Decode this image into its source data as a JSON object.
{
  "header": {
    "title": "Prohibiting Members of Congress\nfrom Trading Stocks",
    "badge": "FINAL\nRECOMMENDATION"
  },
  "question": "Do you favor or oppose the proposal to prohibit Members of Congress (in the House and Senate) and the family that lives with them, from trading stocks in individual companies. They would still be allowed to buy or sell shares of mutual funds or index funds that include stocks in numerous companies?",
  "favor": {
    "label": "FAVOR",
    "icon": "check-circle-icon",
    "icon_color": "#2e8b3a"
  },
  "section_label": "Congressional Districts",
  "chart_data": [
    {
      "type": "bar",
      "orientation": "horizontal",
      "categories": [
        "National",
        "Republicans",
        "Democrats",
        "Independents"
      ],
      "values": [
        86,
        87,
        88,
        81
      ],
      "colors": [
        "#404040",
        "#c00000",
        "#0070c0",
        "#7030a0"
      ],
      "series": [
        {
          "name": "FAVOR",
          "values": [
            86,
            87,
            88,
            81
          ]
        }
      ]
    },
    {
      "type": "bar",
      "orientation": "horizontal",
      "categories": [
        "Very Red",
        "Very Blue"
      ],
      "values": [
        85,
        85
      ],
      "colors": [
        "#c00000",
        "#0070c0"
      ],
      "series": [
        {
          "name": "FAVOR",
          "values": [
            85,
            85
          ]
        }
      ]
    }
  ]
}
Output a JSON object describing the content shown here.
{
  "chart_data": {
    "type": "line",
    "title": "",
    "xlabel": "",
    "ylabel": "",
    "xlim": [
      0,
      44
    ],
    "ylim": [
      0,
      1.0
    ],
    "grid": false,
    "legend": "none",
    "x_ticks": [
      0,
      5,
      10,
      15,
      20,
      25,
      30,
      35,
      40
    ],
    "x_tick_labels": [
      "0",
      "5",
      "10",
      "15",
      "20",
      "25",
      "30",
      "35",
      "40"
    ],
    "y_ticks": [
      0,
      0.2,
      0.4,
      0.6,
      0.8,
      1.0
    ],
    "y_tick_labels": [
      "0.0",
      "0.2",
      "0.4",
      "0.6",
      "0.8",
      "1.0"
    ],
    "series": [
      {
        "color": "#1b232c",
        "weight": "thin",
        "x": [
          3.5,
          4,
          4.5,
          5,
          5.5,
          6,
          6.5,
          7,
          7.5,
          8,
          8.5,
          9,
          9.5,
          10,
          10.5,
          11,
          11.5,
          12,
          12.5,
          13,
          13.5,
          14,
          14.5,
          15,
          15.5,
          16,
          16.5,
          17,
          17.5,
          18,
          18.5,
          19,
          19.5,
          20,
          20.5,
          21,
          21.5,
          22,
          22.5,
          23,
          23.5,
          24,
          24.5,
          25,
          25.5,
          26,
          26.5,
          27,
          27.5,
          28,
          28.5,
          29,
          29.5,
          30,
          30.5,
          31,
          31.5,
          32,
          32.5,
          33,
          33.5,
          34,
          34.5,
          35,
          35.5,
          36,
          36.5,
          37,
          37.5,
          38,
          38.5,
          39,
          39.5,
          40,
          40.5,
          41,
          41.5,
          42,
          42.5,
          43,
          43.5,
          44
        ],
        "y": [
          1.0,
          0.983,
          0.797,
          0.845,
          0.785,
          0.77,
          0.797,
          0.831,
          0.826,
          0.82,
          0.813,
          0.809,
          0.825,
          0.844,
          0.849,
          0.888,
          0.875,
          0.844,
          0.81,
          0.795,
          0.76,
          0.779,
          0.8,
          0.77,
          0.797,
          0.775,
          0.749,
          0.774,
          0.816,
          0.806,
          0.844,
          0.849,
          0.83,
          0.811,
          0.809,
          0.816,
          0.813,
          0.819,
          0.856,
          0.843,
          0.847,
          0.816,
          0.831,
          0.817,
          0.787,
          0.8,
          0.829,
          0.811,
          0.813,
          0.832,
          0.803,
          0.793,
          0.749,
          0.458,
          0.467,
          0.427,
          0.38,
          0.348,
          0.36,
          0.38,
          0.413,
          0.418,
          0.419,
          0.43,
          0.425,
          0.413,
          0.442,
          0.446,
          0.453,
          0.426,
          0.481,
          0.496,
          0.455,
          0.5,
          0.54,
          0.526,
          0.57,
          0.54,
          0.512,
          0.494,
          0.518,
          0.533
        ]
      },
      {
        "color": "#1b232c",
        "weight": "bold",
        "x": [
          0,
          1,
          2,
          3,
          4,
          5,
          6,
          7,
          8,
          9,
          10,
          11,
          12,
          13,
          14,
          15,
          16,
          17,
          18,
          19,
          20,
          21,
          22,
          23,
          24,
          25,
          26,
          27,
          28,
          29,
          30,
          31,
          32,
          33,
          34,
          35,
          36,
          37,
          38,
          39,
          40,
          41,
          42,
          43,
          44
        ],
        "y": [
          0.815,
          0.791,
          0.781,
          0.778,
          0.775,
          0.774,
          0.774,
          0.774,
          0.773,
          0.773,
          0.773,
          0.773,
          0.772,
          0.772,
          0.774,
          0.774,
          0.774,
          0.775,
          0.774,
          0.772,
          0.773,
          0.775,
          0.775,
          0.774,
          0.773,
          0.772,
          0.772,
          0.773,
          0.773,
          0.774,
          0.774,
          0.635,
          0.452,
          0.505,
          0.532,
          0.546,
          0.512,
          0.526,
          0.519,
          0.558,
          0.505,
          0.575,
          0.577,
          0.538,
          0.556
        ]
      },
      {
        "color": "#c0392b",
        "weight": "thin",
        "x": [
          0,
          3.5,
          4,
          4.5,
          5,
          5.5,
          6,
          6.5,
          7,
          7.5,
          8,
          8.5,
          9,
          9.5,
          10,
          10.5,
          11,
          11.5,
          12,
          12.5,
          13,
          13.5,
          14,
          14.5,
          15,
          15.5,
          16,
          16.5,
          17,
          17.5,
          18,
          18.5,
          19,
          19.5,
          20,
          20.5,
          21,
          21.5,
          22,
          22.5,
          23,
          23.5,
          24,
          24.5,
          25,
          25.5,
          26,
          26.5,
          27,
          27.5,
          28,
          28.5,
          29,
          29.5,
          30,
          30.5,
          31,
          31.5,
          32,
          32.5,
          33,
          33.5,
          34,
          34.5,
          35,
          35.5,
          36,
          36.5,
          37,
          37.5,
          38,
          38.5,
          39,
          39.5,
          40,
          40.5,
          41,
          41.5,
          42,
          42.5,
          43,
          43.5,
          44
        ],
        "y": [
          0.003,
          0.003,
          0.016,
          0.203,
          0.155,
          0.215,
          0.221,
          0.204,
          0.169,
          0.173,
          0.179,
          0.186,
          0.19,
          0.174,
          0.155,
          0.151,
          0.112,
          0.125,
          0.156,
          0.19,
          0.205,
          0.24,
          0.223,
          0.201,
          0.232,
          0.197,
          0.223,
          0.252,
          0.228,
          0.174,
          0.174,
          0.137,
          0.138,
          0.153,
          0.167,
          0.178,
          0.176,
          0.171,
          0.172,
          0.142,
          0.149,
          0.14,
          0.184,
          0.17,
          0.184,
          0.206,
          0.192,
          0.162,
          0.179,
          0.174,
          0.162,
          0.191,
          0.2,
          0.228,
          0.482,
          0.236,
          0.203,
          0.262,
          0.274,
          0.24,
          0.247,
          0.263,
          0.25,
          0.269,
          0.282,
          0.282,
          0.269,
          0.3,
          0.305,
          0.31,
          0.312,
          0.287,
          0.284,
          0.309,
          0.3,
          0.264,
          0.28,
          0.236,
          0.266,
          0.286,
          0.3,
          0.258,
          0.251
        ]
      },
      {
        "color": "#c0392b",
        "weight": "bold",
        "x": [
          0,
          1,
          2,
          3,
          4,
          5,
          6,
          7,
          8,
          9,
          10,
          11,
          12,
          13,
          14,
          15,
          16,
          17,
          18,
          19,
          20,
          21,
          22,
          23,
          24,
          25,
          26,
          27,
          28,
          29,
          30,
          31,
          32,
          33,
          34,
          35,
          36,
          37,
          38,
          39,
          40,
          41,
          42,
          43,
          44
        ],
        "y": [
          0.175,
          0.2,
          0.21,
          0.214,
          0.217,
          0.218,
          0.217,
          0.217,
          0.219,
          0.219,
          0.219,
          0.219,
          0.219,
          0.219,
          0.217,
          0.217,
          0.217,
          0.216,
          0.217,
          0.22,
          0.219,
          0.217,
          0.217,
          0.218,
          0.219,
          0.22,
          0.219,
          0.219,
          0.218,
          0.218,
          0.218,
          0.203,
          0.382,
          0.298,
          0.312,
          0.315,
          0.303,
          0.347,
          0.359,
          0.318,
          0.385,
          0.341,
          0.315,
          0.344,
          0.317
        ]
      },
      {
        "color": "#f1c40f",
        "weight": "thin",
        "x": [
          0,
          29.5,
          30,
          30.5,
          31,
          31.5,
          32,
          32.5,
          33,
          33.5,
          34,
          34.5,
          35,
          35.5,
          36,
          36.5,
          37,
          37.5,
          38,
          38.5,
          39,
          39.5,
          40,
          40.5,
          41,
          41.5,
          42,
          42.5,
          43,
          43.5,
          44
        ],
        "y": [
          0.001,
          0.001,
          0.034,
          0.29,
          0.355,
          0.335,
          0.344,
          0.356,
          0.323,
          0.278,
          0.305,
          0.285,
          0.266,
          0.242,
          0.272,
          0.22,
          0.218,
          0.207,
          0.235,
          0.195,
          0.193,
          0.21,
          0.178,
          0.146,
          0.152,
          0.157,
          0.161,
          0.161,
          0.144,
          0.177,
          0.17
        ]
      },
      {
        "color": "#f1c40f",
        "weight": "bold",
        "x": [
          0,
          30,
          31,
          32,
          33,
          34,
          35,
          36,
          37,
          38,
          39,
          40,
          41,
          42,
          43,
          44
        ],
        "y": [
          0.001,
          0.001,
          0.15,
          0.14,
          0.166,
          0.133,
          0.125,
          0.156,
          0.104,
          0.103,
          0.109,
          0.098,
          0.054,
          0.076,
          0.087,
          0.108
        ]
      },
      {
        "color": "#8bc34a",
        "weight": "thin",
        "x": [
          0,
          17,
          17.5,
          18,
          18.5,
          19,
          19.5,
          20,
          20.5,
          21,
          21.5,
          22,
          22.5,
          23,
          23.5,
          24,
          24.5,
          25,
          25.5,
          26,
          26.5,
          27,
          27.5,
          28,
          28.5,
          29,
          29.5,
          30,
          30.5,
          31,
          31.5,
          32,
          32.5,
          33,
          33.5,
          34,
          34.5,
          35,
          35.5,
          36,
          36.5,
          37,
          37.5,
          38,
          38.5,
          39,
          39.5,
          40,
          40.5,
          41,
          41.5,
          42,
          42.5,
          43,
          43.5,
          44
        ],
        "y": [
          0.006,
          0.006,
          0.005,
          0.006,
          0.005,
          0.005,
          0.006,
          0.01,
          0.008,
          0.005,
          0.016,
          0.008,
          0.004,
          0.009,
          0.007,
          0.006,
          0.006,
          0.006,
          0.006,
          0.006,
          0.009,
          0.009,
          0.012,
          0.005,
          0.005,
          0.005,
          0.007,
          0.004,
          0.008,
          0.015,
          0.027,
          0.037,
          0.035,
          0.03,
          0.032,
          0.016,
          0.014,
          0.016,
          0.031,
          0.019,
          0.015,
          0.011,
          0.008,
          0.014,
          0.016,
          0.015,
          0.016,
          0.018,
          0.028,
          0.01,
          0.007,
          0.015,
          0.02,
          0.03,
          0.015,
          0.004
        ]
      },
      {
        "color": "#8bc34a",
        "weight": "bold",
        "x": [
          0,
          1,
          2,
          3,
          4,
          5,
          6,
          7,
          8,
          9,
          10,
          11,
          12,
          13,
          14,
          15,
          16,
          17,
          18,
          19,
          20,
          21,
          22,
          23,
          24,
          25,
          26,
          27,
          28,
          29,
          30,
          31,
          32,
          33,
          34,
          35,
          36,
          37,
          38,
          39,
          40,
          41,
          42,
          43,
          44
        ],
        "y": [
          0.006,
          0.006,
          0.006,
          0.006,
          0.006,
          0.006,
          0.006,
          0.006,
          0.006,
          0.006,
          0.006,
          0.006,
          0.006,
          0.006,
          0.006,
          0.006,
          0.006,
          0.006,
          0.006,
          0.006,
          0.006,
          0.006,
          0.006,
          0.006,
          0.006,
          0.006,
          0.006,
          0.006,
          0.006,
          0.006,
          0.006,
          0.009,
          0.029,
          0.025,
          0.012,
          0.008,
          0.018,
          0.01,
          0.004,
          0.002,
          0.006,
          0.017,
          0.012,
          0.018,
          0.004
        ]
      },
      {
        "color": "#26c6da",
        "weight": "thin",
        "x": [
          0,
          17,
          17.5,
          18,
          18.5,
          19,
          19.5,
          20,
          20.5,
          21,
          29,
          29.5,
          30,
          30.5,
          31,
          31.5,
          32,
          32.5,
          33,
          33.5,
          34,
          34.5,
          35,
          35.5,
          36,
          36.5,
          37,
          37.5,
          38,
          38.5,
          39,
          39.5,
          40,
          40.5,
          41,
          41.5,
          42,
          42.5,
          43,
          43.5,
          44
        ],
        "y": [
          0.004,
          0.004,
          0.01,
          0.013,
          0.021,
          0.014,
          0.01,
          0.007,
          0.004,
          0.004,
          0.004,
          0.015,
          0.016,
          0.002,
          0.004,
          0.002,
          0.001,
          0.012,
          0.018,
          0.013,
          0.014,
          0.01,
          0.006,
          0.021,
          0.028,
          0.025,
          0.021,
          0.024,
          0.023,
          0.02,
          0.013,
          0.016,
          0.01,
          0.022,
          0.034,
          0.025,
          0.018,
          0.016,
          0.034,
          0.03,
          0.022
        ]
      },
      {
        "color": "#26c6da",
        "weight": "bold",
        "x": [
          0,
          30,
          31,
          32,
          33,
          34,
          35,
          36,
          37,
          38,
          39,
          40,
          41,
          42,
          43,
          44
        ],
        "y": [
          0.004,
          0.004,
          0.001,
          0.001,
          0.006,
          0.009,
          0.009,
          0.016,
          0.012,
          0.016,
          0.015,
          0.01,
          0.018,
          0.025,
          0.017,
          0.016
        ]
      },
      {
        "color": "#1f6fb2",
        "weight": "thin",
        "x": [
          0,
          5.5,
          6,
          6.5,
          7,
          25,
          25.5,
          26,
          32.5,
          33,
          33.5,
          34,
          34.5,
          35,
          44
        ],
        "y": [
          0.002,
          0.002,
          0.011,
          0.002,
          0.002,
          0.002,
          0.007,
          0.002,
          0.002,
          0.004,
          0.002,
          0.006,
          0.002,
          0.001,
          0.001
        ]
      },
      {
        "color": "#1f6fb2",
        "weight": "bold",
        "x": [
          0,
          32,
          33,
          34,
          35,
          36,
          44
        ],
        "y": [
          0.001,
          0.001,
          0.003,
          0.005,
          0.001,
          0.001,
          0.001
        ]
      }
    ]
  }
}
....
**DIRECTION:** Examine the entries and report how many of their lines contain the string "object", giving no more than the number.

**REPLY TO THE TASK:** 2